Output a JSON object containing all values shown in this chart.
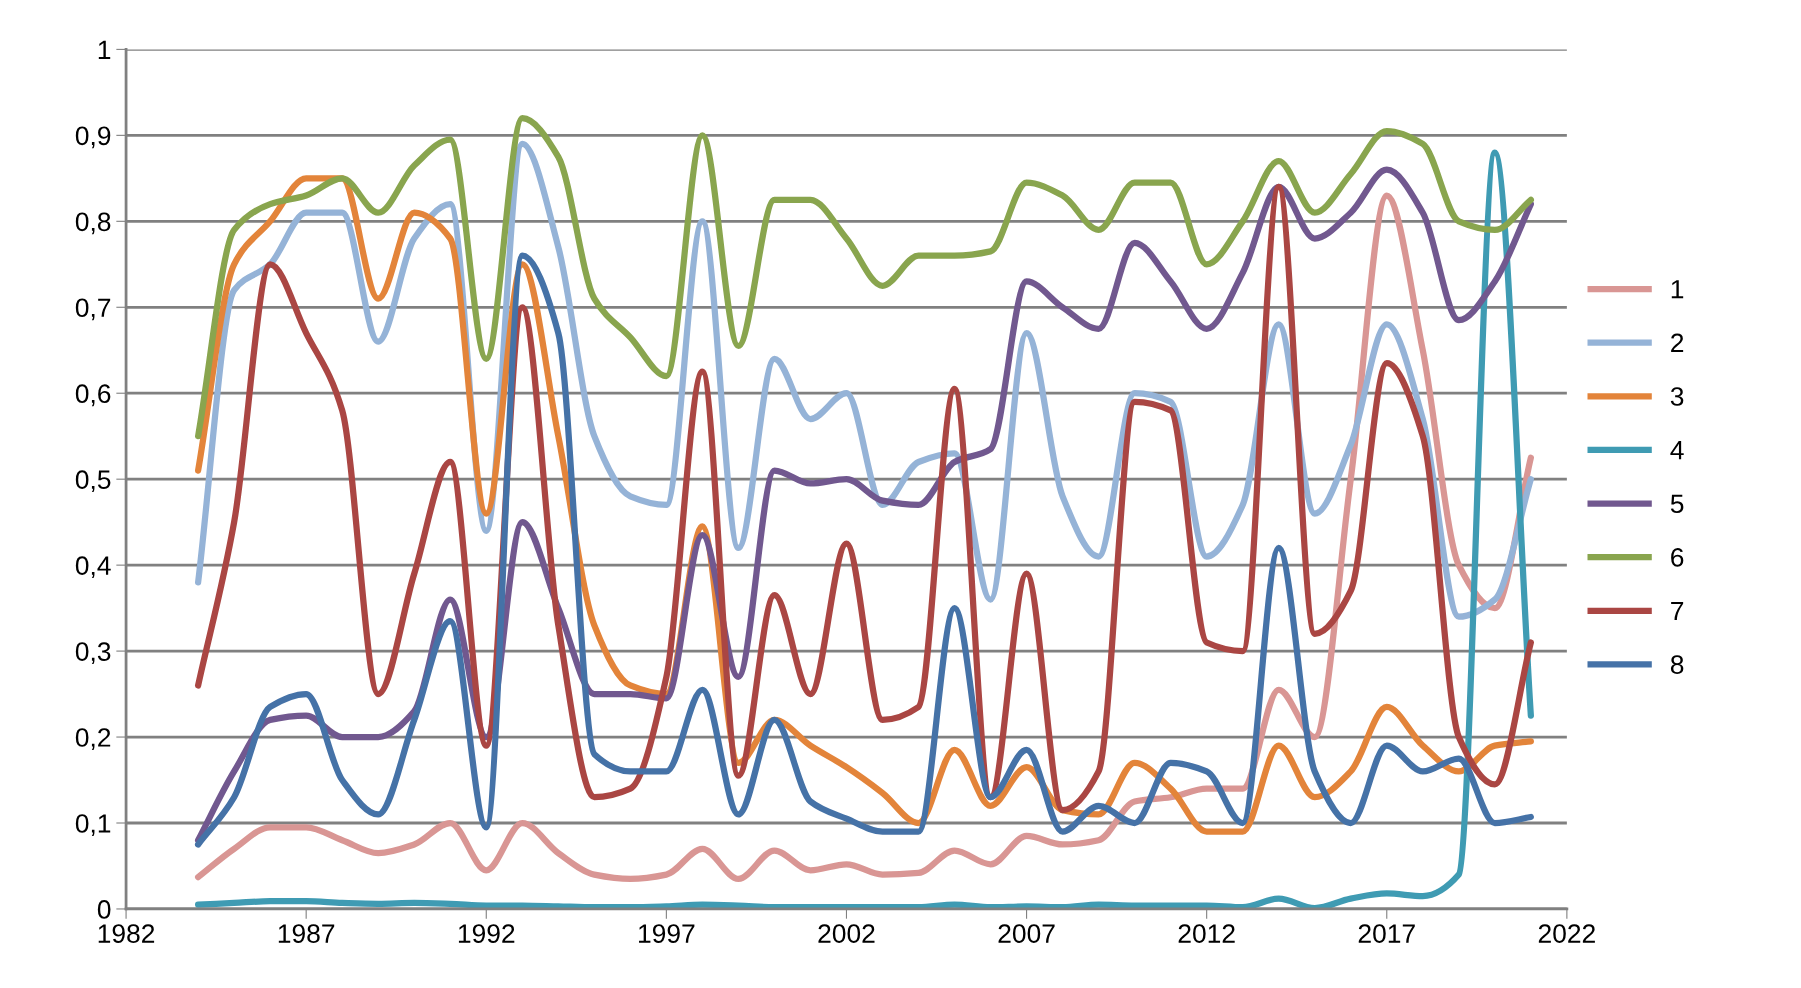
{
  "chart_data": {
    "type": "line",
    "x": [
      1984,
      1985,
      1986,
      1987,
      1988,
      1989,
      1990,
      1991,
      1992,
      1993,
      1994,
      1995,
      1996,
      1997,
      1998,
      1999,
      2000,
      2001,
      2002,
      2003,
      2004,
      2005,
      2006,
      2007,
      2008,
      2009,
      2010,
      2011,
      2012,
      2013,
      2014,
      2015,
      2016,
      2017,
      2018,
      2019,
      2020,
      2021
    ],
    "series": [
      {
        "name": "1",
        "color": "#d99694",
        "values": [
          0.037,
          0.07,
          0.095,
          0.095,
          0.08,
          0.065,
          0.075,
          0.1,
          0.045,
          0.1,
          0.065,
          0.04,
          0.035,
          0.04,
          0.07,
          0.035,
          0.068,
          0.045,
          0.052,
          0.04,
          0.042,
          0.068,
          0.052,
          0.085,
          0.075,
          0.08,
          0.125,
          0.13,
          0.14,
          0.14,
          0.255,
          0.2,
          0.5,
          0.83,
          0.65,
          0.4,
          0.35,
          0.525
        ]
      },
      {
        "name": "2",
        "color": "#95b3d7",
        "values": [
          0.38,
          0.72,
          0.75,
          0.81,
          0.81,
          0.66,
          0.78,
          0.82,
          0.44,
          0.89,
          0.77,
          0.55,
          0.48,
          0.47,
          0.8,
          0.42,
          0.64,
          0.57,
          0.6,
          0.47,
          0.52,
          0.53,
          0.36,
          0.67,
          0.48,
          0.41,
          0.6,
          0.59,
          0.41,
          0.47,
          0.68,
          0.46,
          0.54,
          0.68,
          0.57,
          0.34,
          0.36,
          0.5
        ]
      },
      {
        "name": "3",
        "color": "#e3843a",
        "values": [
          0.51,
          0.75,
          0.8,
          0.85,
          0.85,
          0.71,
          0.81,
          0.78,
          0.46,
          0.75,
          0.55,
          0.33,
          0.26,
          0.25,
          0.445,
          0.17,
          0.22,
          0.19,
          0.165,
          0.135,
          0.1,
          0.185,
          0.12,
          0.165,
          0.115,
          0.11,
          0.17,
          0.14,
          0.09,
          0.09,
          0.19,
          0.13,
          0.16,
          0.235,
          0.19,
          0.16,
          0.19,
          0.195
        ]
      },
      {
        "name": "4",
        "color": "#3f9bb3",
        "values": [
          0.005,
          0.007,
          0.009,
          0.009,
          0.007,
          0.006,
          0.007,
          0.006,
          0.004,
          0.004,
          0.003,
          0.002,
          0.002,
          0.003,
          0.005,
          0.004,
          0.002,
          0.002,
          0.002,
          0.002,
          0.002,
          0.005,
          0.002,
          0.003,
          0.002,
          0.005,
          0.004,
          0.004,
          0.004,
          0.002,
          0.012,
          0.001,
          0.012,
          0.018,
          0.015,
          0.04,
          0.88,
          0.225
        ]
      },
      {
        "name": "5",
        "color": "#71588f",
        "values": [
          0.08,
          0.16,
          0.22,
          0.225,
          0.2,
          0.2,
          0.23,
          0.36,
          0.2,
          0.45,
          0.35,
          0.25,
          0.25,
          0.245,
          0.435,
          0.27,
          0.51,
          0.495,
          0.5,
          0.475,
          0.47,
          0.52,
          0.535,
          0.73,
          0.7,
          0.675,
          0.775,
          0.73,
          0.675,
          0.74,
          0.84,
          0.78,
          0.81,
          0.86,
          0.81,
          0.685,
          0.73,
          0.82
        ]
      },
      {
        "name": "6",
        "color": "#89a54e",
        "values": [
          0.55,
          0.79,
          0.82,
          0.83,
          0.85,
          0.81,
          0.865,
          0.895,
          0.64,
          0.92,
          0.875,
          0.71,
          0.665,
          0.62,
          0.9,
          0.655,
          0.825,
          0.825,
          0.78,
          0.725,
          0.76,
          0.76,
          0.765,
          0.845,
          0.83,
          0.79,
          0.845,
          0.845,
          0.75,
          0.8,
          0.87,
          0.81,
          0.855,
          0.905,
          0.89,
          0.8,
          0.79,
          0.825
        ]
      },
      {
        "name": "7",
        "color": "#aa4643",
        "values": [
          0.26,
          0.45,
          0.75,
          0.67,
          0.58,
          0.25,
          0.39,
          0.52,
          0.19,
          0.7,
          0.33,
          0.13,
          0.14,
          0.27,
          0.625,
          0.155,
          0.365,
          0.25,
          0.425,
          0.22,
          0.235,
          0.605,
          0.13,
          0.39,
          0.115,
          0.16,
          0.59,
          0.58,
          0.31,
          0.3,
          0.84,
          0.32,
          0.37,
          0.635,
          0.55,
          0.2,
          0.145,
          0.31
        ]
      },
      {
        "name": "8",
        "color": "#4572a7",
        "values": [
          0.075,
          0.13,
          0.235,
          0.25,
          0.15,
          0.11,
          0.22,
          0.335,
          0.095,
          0.76,
          0.67,
          0.18,
          0.16,
          0.16,
          0.255,
          0.11,
          0.22,
          0.125,
          0.105,
          0.09,
          0.09,
          0.35,
          0.13,
          0.185,
          0.09,
          0.12,
          0.1,
          0.17,
          0.16,
          0.1,
          0.42,
          0.16,
          0.1,
          0.19,
          0.16,
          0.175,
          0.1,
          0.107
        ]
      }
    ],
    "xlim": [
      1982,
      2022
    ],
    "xticks": [
      1982,
      1987,
      1992,
      1997,
      2002,
      2007,
      2012,
      2017,
      2022
    ],
    "ylim": [
      0,
      1
    ],
    "yticks": [
      0,
      {
        "value": 0.1,
        "label": "0,1"
      },
      {
        "value": 0.2,
        "label": "0,2"
      },
      {
        "value": 0.3,
        "label": "0,3"
      },
      {
        "value": 0.4,
        "label": "0,4"
      },
      {
        "value": 0.5,
        "label": "0,5"
      },
      {
        "value": 0.6,
        "label": "0,6"
      },
      {
        "value": 0.7,
        "label": "0,7"
      },
      {
        "value": 0.8,
        "label": "0,8"
      },
      {
        "value": 0.9,
        "label": "0,9"
      },
      1
    ],
    "grid": "y",
    "legend": "right",
    "marker": "none",
    "line_style": "solid"
  }
}
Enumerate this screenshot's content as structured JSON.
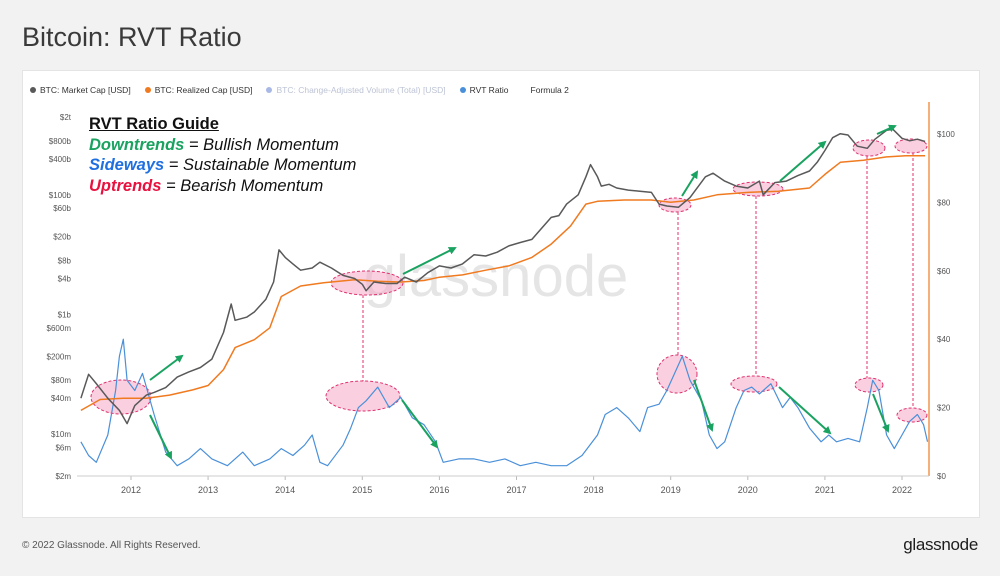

· · ·

Task instructions:
Look through the material above. Copy each line where the word "name" appears.

Solution for this problem:
        "name": "1",
        "name": "2",
        "name": "3",
        "name": "4",
        "name": "5",
        "name": "6",
        "name": "7",
        "name": "8",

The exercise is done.